--- begin ---

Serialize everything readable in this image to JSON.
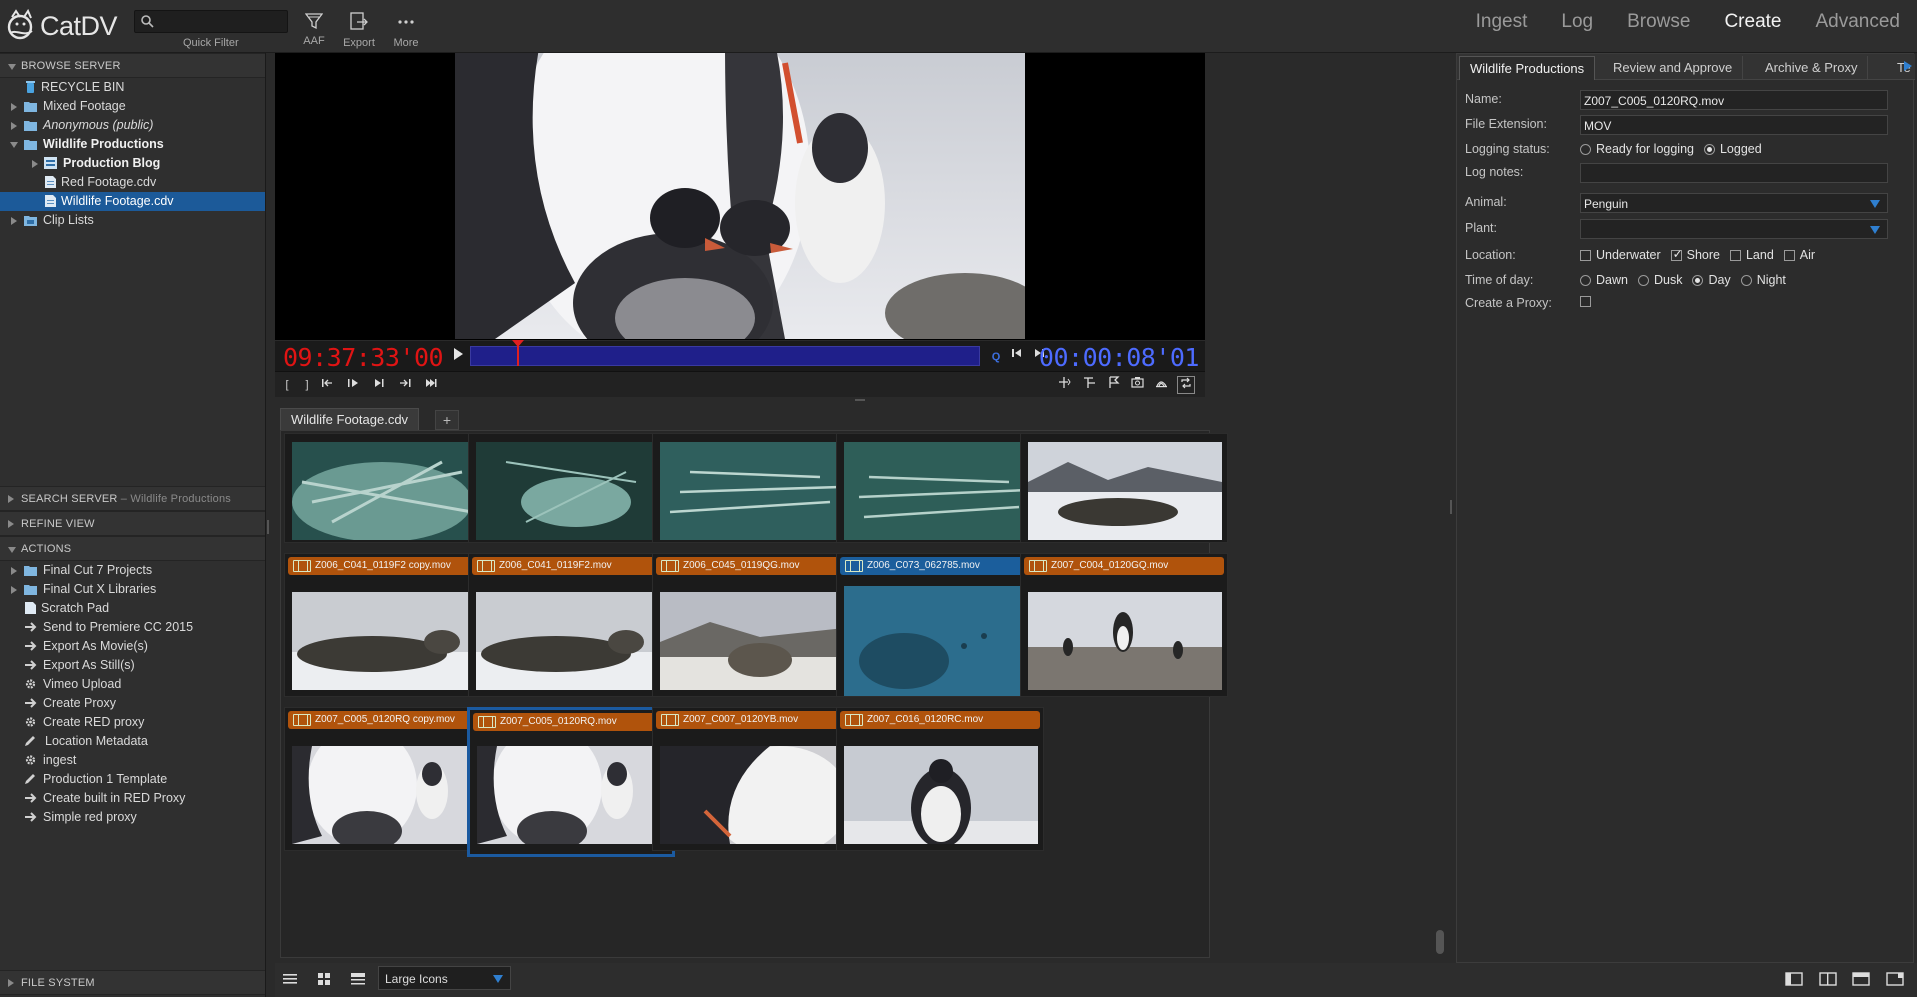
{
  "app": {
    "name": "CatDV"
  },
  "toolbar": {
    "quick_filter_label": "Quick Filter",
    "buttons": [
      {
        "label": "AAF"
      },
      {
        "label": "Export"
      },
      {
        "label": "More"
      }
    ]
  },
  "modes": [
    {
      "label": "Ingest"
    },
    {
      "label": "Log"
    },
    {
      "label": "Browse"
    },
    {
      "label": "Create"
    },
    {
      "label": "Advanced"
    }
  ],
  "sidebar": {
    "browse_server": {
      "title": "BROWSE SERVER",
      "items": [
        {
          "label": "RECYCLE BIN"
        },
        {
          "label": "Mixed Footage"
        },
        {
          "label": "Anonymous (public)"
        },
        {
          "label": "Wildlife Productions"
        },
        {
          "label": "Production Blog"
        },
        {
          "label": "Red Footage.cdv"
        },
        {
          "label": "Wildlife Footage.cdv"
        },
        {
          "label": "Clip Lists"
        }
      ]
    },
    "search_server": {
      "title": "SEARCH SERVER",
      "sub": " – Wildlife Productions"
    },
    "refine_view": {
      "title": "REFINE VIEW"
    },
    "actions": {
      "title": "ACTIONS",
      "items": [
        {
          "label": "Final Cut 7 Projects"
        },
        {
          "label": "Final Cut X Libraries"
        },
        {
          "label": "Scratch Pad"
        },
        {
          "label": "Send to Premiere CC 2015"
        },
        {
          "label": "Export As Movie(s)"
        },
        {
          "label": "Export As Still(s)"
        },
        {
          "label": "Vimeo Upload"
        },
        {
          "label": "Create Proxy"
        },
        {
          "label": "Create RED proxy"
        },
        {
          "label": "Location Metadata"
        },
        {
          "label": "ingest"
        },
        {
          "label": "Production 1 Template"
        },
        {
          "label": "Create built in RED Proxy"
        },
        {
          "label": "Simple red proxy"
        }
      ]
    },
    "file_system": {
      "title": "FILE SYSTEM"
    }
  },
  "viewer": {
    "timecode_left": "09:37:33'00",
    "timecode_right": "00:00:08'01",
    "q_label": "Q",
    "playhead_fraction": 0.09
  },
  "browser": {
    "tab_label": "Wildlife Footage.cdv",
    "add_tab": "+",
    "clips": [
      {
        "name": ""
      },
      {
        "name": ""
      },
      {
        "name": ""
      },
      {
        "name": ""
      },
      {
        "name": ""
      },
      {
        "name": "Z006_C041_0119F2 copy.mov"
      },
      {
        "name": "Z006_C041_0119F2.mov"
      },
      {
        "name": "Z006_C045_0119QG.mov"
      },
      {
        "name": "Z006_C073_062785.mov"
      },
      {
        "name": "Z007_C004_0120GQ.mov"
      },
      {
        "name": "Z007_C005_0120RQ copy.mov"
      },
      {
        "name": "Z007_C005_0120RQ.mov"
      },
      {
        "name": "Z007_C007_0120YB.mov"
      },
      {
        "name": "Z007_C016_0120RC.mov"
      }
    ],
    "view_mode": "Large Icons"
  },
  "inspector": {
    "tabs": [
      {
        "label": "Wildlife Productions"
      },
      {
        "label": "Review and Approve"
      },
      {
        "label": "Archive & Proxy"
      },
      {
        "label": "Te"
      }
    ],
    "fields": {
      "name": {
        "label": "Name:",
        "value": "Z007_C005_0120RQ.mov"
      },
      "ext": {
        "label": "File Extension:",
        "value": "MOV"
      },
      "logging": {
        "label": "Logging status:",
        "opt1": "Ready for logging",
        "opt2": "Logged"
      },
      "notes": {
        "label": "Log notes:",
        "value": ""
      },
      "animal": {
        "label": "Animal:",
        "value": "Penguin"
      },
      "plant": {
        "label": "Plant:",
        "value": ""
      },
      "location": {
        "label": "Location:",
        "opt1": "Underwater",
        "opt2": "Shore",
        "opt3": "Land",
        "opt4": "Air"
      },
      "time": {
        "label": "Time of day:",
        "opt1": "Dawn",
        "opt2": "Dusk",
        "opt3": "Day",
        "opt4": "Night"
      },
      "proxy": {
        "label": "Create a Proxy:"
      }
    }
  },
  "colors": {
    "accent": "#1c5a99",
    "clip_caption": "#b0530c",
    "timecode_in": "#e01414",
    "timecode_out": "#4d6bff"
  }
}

--- end ---
--- begin ---

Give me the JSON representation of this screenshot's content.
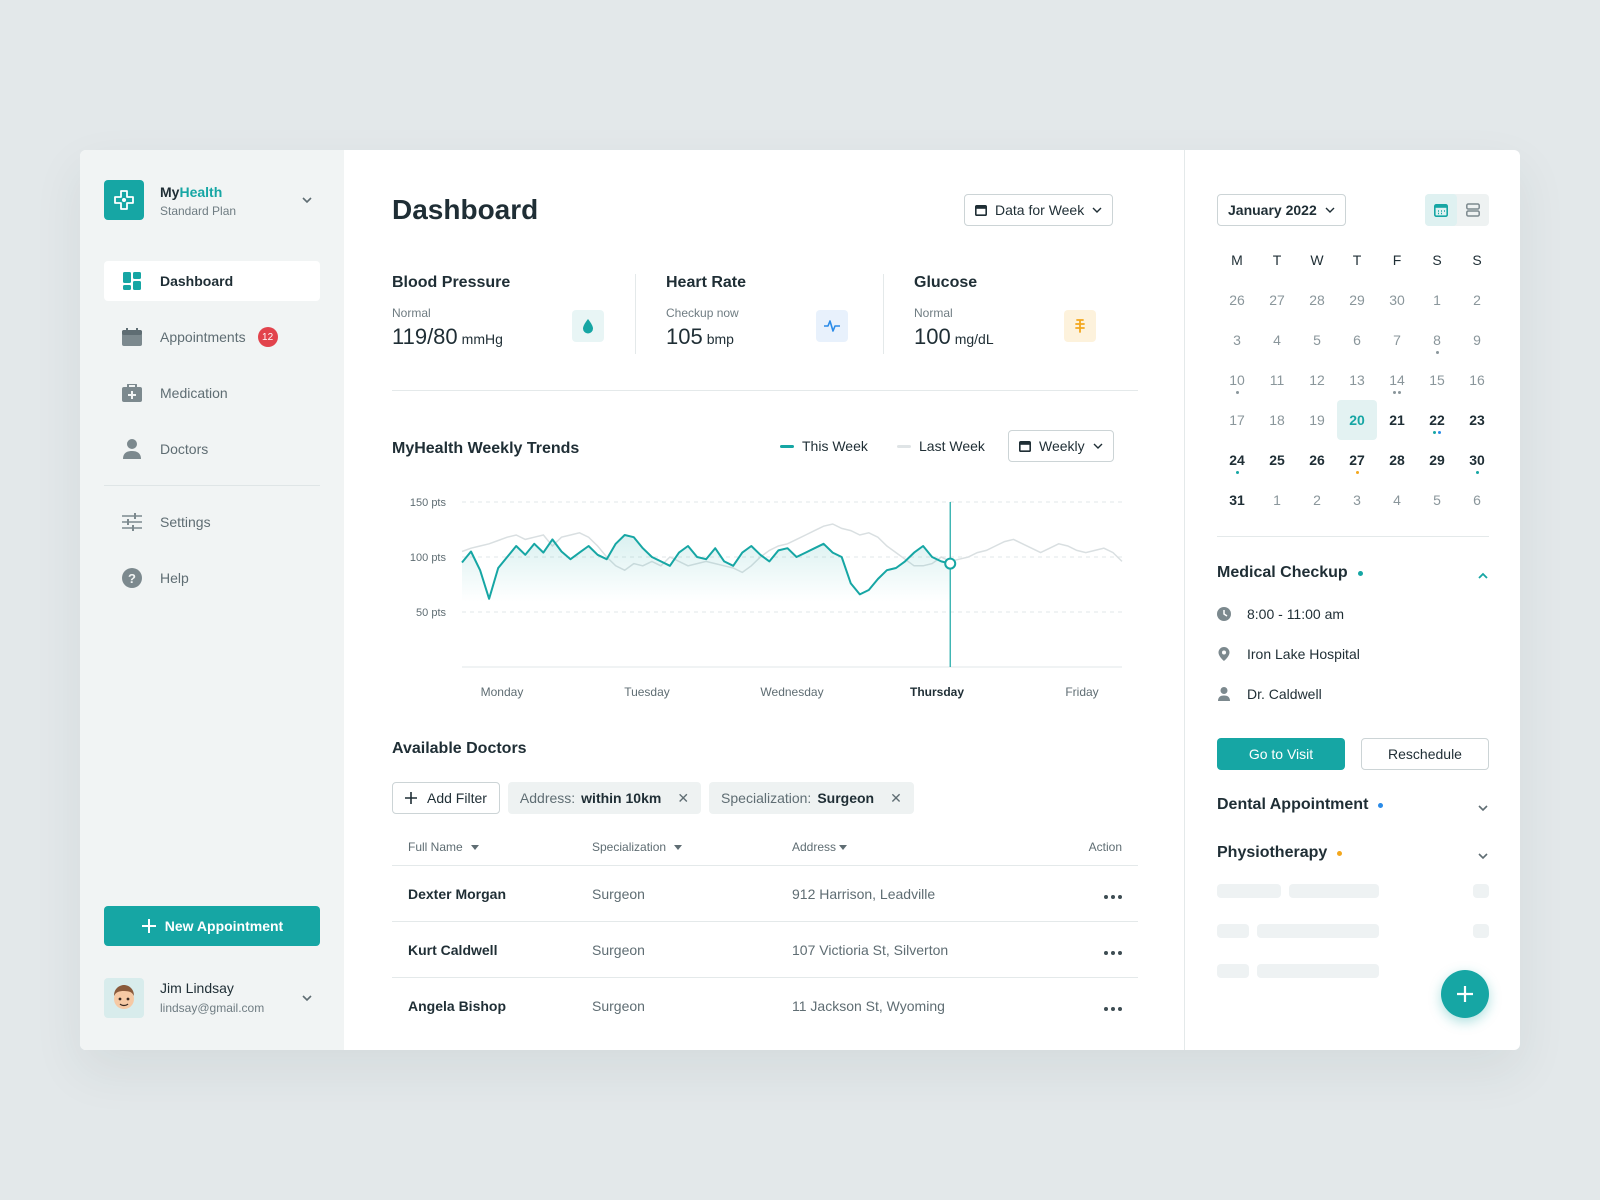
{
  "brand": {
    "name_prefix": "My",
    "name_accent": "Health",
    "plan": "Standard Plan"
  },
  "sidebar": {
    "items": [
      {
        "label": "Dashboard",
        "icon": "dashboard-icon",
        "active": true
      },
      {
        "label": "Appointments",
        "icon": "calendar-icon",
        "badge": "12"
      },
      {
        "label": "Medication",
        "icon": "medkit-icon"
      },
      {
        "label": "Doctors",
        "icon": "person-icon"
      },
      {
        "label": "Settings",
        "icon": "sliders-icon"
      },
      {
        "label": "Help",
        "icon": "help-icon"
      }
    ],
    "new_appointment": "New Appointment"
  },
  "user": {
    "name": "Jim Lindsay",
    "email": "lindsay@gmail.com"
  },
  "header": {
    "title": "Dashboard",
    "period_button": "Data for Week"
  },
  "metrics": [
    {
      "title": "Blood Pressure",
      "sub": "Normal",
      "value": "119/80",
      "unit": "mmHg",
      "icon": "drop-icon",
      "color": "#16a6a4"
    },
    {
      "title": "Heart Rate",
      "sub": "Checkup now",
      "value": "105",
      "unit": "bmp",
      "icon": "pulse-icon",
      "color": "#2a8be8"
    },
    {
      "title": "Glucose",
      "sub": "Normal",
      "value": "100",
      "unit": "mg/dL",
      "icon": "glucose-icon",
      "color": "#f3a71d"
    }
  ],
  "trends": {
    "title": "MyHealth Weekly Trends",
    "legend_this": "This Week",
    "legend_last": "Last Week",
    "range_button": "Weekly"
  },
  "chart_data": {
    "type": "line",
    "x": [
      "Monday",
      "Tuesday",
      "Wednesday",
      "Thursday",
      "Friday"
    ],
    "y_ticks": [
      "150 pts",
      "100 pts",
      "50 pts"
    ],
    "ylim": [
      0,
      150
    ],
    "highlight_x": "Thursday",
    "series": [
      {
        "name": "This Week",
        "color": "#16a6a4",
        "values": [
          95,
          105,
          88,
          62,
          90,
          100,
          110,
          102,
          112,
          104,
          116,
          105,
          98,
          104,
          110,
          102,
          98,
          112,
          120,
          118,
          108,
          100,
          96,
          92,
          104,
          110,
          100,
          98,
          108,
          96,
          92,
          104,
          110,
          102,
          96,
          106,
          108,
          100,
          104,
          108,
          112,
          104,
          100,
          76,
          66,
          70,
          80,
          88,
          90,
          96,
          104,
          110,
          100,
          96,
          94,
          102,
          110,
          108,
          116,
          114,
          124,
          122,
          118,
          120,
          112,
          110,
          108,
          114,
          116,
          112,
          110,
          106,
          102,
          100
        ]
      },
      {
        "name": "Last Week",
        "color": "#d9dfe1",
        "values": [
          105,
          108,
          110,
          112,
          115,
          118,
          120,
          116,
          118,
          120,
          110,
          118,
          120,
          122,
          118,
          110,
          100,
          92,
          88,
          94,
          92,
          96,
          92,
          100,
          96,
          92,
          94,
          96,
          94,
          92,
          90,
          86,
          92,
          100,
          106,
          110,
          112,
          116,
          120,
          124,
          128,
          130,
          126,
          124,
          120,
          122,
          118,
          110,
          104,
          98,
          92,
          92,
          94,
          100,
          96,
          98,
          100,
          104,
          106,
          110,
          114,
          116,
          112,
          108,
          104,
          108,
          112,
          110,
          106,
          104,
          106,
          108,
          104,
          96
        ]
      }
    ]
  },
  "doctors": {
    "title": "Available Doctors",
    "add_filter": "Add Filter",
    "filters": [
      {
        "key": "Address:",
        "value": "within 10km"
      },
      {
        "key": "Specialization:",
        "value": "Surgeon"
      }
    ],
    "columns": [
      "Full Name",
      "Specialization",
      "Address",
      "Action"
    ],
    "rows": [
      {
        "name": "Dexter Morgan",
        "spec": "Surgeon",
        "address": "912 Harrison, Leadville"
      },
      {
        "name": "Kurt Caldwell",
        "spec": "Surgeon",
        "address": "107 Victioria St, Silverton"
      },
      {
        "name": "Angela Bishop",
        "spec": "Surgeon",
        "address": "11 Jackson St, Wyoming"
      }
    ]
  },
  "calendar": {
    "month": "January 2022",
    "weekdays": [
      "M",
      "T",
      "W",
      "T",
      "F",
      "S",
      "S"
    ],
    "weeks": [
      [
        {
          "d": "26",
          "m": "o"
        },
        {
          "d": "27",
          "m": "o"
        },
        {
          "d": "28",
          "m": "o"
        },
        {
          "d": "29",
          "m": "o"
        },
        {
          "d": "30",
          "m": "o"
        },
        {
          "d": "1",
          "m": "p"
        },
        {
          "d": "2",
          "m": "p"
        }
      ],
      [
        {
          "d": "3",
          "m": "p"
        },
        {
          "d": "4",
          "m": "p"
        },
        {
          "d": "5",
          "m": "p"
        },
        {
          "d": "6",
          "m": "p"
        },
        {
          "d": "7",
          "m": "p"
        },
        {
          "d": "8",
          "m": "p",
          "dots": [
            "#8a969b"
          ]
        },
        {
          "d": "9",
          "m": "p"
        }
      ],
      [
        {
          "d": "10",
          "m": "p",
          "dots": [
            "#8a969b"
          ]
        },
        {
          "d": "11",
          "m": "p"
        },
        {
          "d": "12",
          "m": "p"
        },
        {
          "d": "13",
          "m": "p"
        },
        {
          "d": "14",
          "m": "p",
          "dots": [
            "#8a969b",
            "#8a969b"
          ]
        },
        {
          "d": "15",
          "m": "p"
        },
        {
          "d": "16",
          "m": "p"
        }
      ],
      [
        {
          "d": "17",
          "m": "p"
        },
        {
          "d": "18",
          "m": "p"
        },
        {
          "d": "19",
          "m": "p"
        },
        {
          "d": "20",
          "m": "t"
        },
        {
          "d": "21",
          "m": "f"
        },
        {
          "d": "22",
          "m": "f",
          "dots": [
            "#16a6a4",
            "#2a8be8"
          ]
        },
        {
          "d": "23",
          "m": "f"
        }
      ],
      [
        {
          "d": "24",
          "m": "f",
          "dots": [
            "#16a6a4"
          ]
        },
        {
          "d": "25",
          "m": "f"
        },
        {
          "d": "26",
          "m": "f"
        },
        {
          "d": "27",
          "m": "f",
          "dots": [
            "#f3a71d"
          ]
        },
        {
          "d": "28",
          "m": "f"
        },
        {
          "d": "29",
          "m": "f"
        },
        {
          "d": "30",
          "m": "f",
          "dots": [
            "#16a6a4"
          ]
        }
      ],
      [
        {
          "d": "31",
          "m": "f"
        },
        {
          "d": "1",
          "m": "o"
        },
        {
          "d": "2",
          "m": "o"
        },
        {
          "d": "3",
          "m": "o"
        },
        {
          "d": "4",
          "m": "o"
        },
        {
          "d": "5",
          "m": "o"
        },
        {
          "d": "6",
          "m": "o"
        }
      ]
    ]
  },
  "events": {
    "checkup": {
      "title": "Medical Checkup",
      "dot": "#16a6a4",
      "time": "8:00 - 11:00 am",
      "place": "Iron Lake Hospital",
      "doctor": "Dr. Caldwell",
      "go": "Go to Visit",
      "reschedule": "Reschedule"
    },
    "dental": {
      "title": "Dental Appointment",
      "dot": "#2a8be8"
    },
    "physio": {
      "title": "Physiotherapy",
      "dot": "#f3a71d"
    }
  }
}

--- end ---

• **REQUIREMENT**
Where a line of the entries contains the word "Last", copy that line.

• **SOLUTION FOR THIS PROBLEM**
    "legend_last": "Last Week",
        "name": "Last Week",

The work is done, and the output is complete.